__Instructions to follow__: Write only the number of lines in the records beneath that hold "want".

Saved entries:
===
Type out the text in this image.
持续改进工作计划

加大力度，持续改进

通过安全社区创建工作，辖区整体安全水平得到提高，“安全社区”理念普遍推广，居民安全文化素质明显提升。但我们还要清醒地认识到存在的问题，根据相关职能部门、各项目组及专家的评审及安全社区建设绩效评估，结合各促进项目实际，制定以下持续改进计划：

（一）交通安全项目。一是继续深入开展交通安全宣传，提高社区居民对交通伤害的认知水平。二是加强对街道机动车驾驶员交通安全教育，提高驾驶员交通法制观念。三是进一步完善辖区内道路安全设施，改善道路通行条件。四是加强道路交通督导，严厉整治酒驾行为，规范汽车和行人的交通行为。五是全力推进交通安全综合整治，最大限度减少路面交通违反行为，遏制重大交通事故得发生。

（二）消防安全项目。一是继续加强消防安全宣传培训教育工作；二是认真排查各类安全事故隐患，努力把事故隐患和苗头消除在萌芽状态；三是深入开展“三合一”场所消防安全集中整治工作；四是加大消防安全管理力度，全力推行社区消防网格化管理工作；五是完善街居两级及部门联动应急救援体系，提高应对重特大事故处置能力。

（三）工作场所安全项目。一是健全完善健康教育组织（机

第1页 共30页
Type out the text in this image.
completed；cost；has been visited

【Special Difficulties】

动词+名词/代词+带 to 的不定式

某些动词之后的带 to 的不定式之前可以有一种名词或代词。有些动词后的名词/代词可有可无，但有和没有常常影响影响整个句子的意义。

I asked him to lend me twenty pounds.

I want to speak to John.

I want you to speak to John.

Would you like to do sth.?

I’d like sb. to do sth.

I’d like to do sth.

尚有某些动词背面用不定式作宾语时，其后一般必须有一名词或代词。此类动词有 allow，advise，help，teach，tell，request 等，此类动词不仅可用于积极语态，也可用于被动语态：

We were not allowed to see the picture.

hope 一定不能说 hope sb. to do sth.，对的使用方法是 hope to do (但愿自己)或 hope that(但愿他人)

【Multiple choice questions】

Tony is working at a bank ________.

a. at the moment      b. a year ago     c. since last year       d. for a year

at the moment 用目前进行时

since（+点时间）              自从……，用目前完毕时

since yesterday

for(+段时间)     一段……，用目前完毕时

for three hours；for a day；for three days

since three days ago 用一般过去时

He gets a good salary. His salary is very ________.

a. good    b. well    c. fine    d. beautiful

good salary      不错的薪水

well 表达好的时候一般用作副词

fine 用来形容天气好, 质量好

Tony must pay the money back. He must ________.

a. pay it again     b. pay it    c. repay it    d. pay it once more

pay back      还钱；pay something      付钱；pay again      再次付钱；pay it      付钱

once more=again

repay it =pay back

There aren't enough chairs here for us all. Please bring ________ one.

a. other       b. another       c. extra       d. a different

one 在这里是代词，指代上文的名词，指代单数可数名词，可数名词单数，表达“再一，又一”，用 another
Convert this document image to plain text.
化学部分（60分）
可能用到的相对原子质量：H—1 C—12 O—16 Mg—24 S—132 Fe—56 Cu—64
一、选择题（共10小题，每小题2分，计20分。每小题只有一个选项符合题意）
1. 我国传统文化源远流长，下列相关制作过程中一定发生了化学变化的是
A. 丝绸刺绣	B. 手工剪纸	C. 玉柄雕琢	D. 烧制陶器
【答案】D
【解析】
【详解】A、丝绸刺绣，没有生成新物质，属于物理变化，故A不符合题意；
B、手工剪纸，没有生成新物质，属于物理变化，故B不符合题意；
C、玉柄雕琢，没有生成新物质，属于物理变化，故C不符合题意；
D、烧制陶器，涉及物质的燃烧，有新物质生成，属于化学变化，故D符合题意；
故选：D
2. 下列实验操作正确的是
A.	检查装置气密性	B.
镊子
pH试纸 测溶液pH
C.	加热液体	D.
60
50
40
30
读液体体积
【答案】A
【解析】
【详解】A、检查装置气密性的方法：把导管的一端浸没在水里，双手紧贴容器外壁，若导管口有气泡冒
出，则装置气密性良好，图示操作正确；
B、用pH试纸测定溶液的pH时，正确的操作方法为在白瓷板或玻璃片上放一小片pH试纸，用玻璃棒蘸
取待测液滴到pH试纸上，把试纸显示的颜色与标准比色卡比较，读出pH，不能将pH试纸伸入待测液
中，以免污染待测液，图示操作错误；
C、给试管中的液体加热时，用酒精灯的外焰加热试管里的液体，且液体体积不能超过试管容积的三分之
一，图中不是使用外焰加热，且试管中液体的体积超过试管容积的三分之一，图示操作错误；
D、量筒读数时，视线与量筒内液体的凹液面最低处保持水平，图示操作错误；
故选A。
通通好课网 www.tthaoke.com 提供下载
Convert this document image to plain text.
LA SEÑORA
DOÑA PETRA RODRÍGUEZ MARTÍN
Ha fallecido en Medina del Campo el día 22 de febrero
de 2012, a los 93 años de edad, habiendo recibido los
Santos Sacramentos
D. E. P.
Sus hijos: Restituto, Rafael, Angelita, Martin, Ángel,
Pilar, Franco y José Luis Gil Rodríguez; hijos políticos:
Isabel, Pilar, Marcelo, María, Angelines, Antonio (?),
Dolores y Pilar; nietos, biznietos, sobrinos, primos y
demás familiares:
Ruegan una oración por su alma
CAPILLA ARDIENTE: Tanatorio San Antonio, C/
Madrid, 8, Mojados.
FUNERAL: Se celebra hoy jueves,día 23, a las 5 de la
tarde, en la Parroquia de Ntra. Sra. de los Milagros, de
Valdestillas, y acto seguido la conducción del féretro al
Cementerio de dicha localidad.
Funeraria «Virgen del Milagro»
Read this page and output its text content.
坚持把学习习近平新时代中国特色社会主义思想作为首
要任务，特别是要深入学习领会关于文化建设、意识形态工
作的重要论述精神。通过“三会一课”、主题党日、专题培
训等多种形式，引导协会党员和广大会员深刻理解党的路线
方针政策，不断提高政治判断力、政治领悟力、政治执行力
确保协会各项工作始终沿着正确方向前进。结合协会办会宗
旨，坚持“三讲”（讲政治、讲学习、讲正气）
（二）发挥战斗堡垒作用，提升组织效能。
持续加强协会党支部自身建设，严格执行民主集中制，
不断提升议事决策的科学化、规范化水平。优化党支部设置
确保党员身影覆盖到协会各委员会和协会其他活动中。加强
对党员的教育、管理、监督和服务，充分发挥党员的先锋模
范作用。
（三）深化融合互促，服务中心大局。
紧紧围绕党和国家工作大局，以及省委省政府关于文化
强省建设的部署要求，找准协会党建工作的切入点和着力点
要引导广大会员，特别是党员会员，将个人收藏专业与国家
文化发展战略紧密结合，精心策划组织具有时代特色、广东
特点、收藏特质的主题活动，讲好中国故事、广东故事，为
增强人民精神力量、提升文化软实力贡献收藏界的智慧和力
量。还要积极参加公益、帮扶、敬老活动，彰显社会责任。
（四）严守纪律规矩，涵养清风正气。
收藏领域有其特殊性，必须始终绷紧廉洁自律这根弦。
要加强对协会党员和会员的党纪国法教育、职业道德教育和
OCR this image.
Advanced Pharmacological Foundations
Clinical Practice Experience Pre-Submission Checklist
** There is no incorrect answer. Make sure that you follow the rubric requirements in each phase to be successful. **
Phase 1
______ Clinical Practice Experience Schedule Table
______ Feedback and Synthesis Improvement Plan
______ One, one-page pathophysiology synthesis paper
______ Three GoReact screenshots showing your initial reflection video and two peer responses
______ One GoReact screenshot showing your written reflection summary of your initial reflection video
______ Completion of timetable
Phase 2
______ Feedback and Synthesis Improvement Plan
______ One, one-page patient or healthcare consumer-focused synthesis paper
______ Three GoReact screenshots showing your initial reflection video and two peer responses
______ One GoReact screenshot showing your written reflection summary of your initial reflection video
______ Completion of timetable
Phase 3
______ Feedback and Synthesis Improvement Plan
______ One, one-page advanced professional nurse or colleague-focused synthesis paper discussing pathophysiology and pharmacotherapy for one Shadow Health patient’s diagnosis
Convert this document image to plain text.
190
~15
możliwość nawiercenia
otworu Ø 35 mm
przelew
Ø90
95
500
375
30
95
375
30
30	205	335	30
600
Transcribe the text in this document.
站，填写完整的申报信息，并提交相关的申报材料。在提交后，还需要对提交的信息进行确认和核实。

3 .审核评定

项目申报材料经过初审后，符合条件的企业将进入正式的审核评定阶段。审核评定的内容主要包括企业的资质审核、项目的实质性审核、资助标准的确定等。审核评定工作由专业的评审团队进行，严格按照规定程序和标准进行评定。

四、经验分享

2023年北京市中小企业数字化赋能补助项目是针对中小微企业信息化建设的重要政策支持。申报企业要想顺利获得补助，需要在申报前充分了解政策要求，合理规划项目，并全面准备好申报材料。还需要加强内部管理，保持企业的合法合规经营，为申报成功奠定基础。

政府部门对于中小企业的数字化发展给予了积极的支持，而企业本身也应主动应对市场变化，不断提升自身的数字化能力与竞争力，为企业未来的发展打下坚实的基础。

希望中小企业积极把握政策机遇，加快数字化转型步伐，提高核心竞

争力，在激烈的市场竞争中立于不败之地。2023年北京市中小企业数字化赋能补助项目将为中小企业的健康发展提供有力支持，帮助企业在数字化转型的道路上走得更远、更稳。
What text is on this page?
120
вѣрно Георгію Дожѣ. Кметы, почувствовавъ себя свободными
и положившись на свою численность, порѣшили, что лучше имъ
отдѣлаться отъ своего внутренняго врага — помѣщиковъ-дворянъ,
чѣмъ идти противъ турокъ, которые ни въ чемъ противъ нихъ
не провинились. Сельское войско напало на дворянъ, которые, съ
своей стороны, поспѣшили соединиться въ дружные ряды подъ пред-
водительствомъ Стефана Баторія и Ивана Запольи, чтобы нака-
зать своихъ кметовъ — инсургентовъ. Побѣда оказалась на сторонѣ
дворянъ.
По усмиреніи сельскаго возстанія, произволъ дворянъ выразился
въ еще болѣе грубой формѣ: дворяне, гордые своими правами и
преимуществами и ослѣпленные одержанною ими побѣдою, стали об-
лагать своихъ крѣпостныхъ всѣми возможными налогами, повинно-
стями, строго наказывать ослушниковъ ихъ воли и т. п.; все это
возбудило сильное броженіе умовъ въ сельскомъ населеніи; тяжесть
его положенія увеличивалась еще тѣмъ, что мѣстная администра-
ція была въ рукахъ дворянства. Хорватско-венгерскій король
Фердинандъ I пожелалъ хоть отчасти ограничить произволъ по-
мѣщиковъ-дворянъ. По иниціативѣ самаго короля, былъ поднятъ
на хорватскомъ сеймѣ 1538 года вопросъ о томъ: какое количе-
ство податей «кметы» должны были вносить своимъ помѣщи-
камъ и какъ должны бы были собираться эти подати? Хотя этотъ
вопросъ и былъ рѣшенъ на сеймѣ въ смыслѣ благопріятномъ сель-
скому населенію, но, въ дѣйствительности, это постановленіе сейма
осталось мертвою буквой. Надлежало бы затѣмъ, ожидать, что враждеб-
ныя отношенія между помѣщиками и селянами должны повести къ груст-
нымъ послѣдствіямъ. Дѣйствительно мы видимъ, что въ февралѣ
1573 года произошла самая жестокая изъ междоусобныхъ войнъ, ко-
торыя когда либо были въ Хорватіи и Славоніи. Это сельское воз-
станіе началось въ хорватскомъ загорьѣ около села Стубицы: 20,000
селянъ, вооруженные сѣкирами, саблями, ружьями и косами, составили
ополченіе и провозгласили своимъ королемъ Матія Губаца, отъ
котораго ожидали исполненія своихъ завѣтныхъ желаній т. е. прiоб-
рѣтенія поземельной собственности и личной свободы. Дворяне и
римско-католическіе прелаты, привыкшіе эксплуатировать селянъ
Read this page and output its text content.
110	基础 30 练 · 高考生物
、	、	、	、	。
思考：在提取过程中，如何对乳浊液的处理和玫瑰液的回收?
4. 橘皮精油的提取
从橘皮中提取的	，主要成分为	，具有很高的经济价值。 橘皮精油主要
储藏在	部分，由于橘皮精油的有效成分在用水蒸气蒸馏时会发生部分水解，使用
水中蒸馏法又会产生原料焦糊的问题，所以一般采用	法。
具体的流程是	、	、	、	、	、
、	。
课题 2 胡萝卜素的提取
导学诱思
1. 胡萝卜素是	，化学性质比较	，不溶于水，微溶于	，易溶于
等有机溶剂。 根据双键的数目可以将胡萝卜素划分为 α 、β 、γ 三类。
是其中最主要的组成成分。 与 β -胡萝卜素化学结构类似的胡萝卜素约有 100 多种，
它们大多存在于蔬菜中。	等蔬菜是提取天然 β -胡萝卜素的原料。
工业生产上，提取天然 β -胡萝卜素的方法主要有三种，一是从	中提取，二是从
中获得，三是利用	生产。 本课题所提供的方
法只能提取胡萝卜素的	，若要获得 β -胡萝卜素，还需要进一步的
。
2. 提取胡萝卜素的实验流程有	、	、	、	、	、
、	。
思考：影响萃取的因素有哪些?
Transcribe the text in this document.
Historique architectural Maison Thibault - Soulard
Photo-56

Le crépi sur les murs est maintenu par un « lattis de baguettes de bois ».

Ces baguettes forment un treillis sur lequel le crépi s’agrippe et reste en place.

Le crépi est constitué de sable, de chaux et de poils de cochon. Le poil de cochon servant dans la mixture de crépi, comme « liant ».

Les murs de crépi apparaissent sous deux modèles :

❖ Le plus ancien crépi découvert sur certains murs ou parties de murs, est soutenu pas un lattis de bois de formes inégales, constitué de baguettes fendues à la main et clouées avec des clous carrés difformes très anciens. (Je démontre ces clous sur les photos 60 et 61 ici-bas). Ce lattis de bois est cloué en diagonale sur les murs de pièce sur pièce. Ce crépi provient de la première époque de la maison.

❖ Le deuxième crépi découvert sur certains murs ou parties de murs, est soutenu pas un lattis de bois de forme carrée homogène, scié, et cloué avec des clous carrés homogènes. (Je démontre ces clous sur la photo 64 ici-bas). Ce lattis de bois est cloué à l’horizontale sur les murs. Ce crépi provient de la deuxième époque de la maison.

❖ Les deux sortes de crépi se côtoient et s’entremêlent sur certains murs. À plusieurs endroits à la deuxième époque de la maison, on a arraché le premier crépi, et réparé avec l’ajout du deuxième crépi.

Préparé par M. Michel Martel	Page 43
===
__Exercise answer__: 2